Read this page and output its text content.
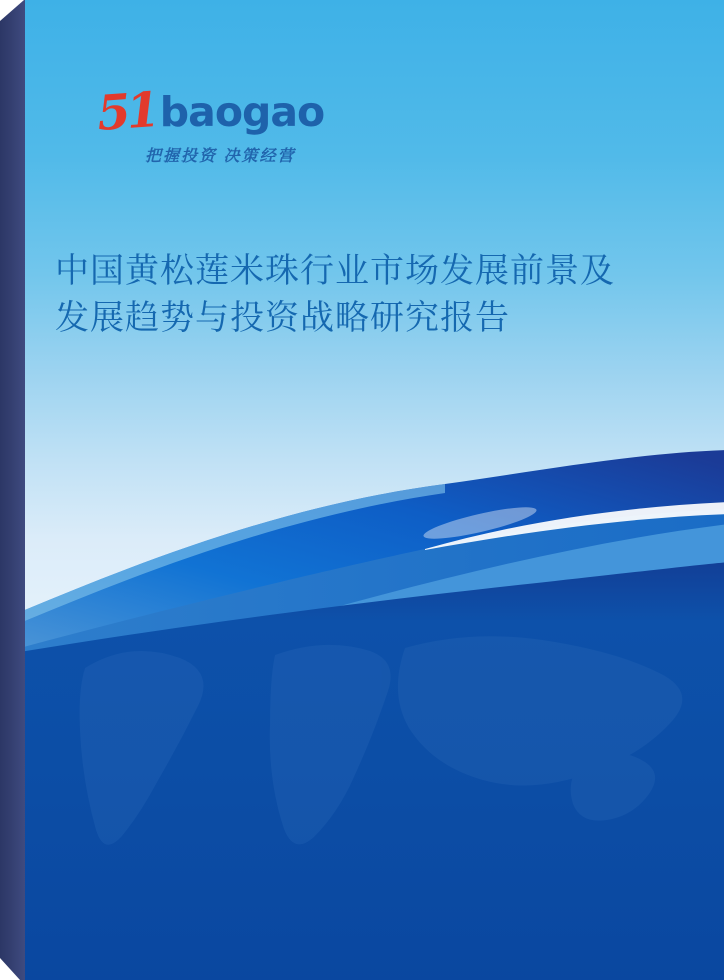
51baogao
把握投资 决策经营
中国黄松莲米珠行业市场发展前景及
发展趋势与投资战略研究报告
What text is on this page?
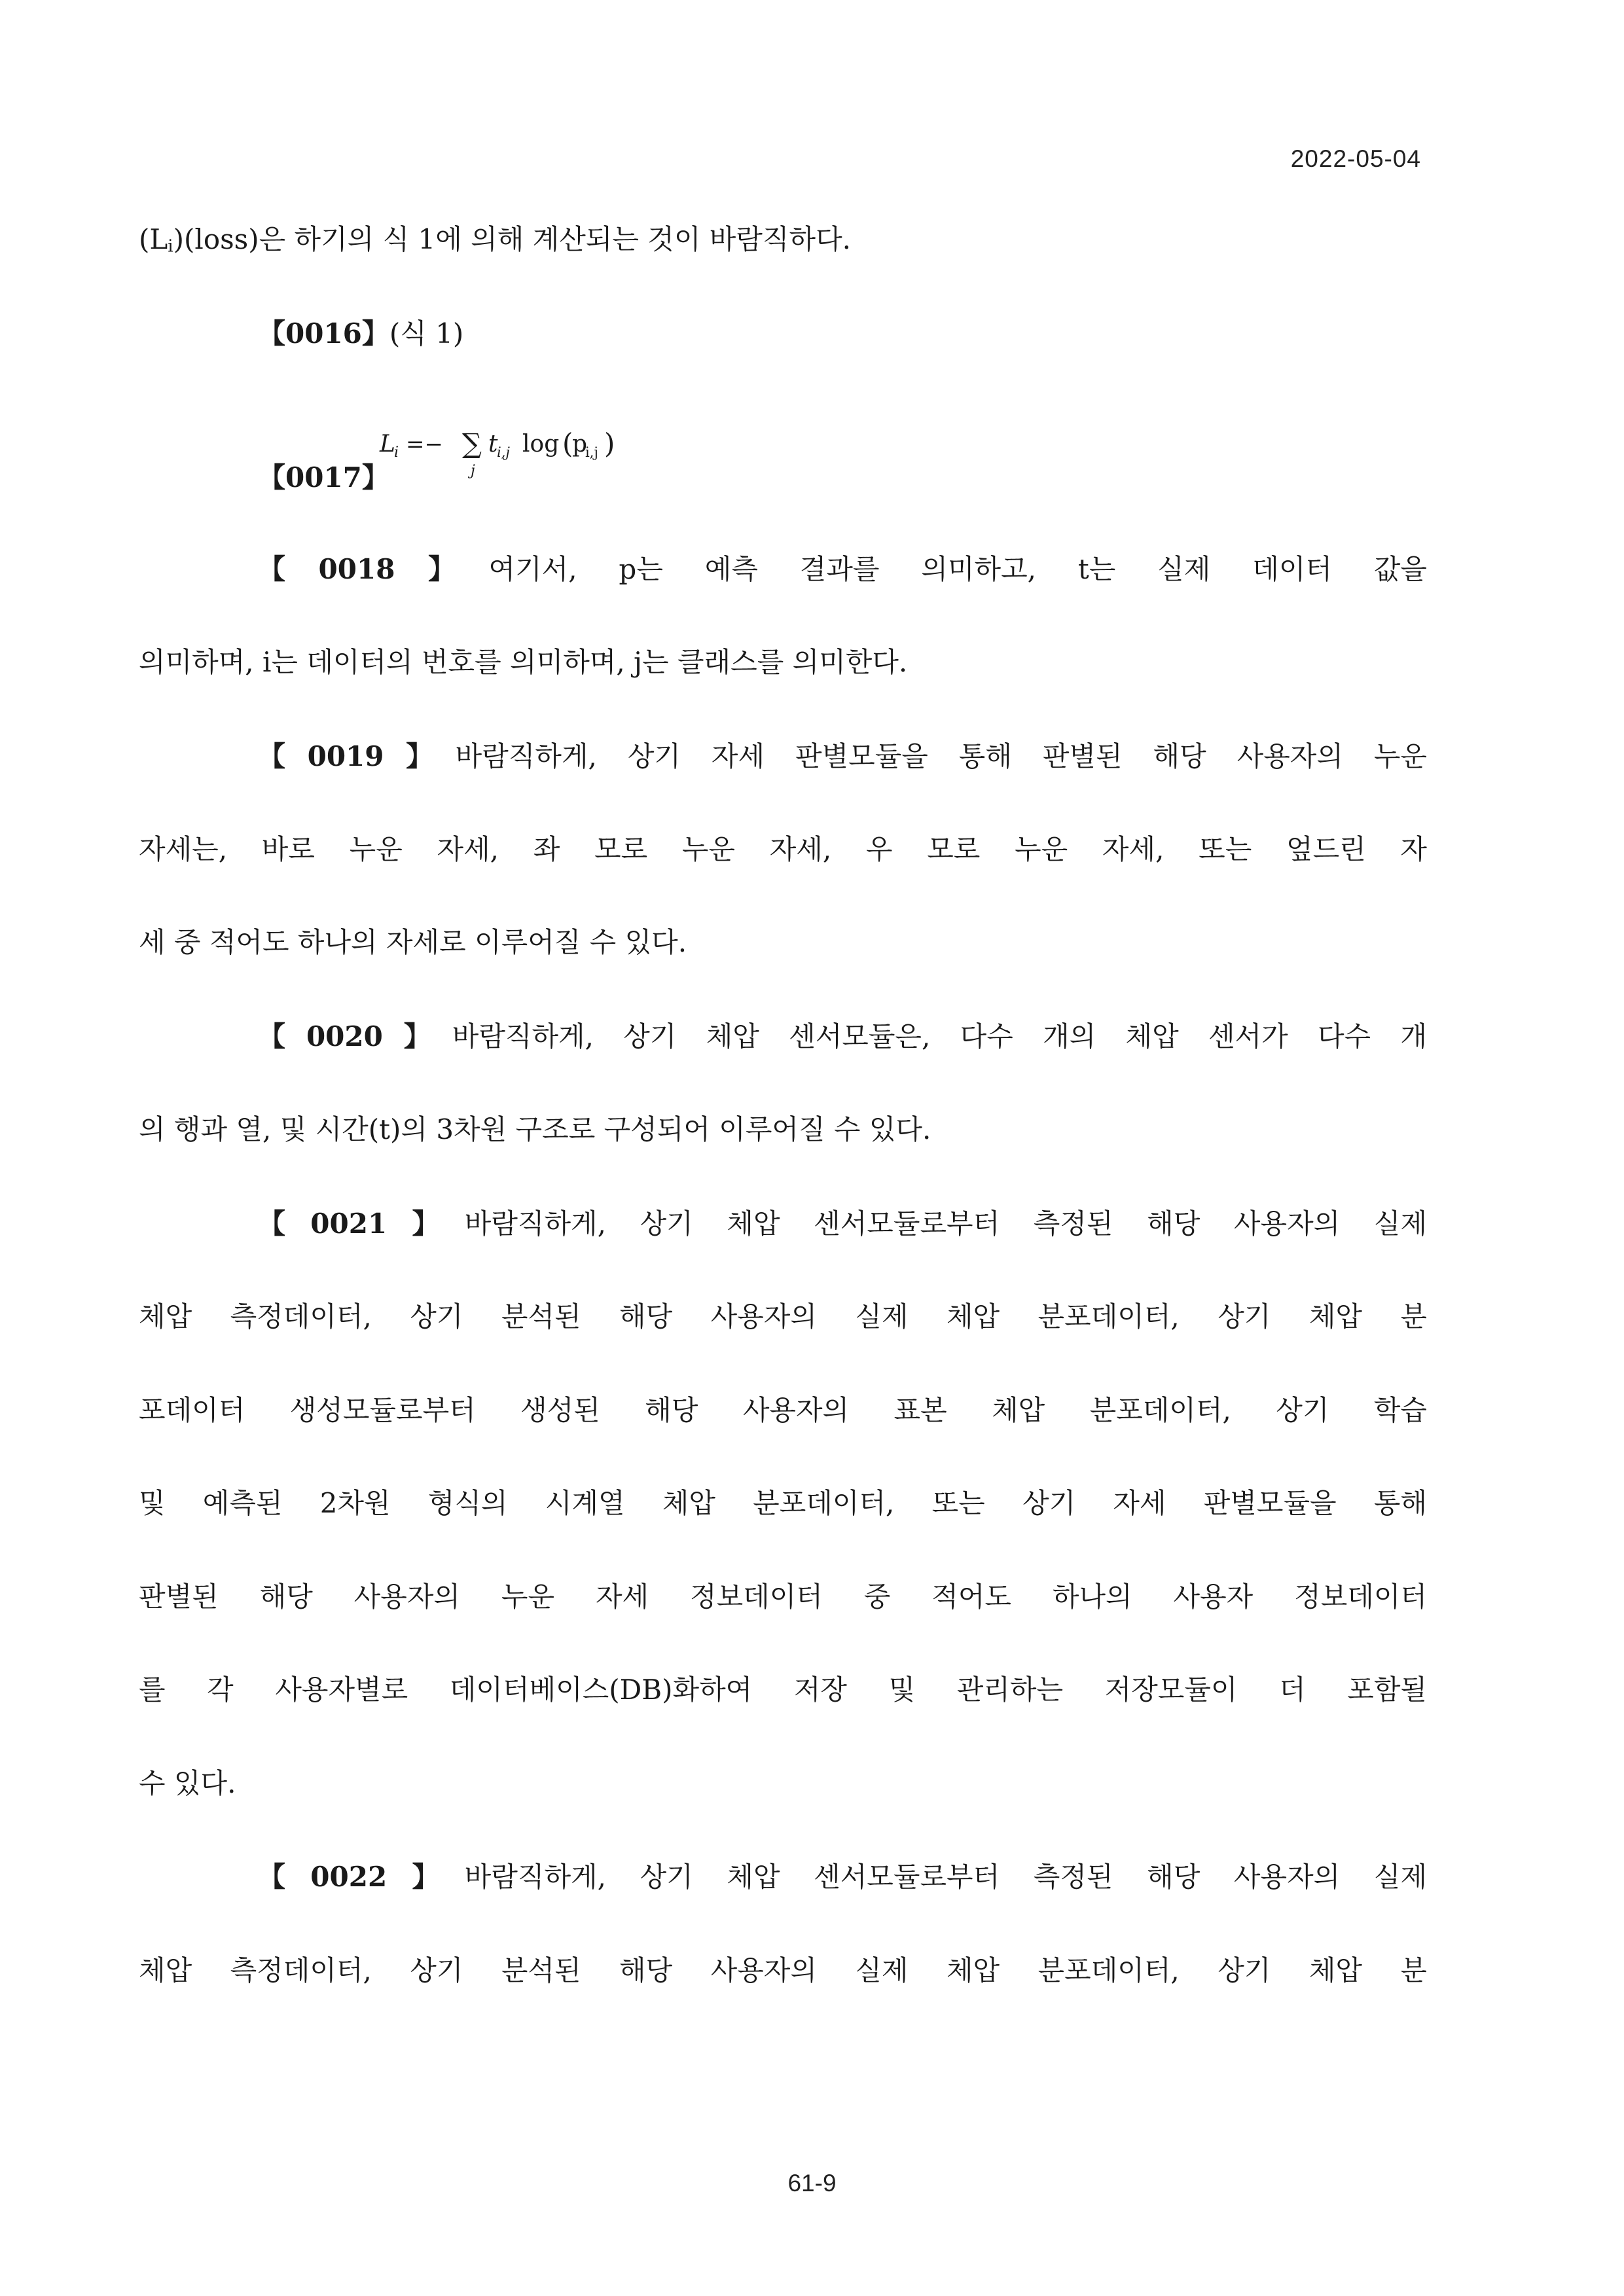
2022-05-04

(Li)(loss)은 하기의 식 1에 의해 계산되는 것이 바람직하다.

【0016】(식 1)

【0017】

L
i =− ∑
j
t
i,j log (
p
i,j )

【0018】여기서, p는 예측 결과를 의미하고, t는 실제 데이터 값을

의미하며, i는 데이터의 번호를 의미하며, j는 클래스를 의미한다.

【0019】바람직하게, 상기 자세 판별모듈을 통해 판별된 해당 사용자의 누운

자세는, 바로 누운 자세, 좌 모로 누운 자세, 우 모로 누운 자세, 또는 엎드린 자

세 중 적어도 하나의 자세로 이루어질 수 있다.

【0020】바람직하게, 상기 체압 센서모듈은, 다수 개의 체압 센서가 다수 개

의 행과 열, 및 시간(t)의 3차원 구조로 구성되어 이루어질 수 있다.

【0021】바람직하게, 상기 체압 센서모듈로부터 측정된 해당 사용자의 실제

체압 측정데이터, 상기 분석된 해당 사용자의 실제 체압 분포데이터, 상기 체압 분

포데이터 생성모듈로부터 생성된 해당 사용자의 표본 체압 분포데이터, 상기 학습

및 예측된 2차원 형식의 시계열 체압 분포데이터, 또는 상기 자세 판별모듈을 통해

판별된 해당 사용자의 누운 자세 정보데이터 중 적어도 하나의 사용자 정보데이터

를 각 사용자별로 데이터베이스(DB)화하여 저장 및 관리하는 저장모듈이 더 포함될

수 있다.

【0022】바람직하게, 상기 체압 센서모듈로부터 측정된 해당 사용자의 실제

체압 측정데이터, 상기 분석된 해당 사용자의 실제 체압 분포데이터, 상기 체압 분

61-9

> **THE EXERCISE**: Select all lines in the listing above where the word "사용자의" appears, and show them.

> **ANSWER TO THIS TASK**:
【0019】바람직하게, 상기 자세 판별모듈을 통해 판별된 해당 사용자의 누운
【0021】바람직하게, 상기 체압 센서모듈로부터 측정된 해당 사용자의 실제
체압 측정데이터, 상기 분석된 해당 사용자의 실제 체압 분포데이터, 상기 체압 분
포데이터 생성모듈로부터 생성된 해당 사용자의 표본 체압 분포데이터, 상기 학습
판별된 해당 사용자의 누운 자세 정보데이터 중 적어도 하나의 사용자 정보데이터
【0022】바람직하게, 상기 체압 센서모듈로부터 측정된 해당 사용자의 실제
체압 측정데이터, 상기 분석된 해당 사용자의 실제 체압 분포데이터, 상기 체압 분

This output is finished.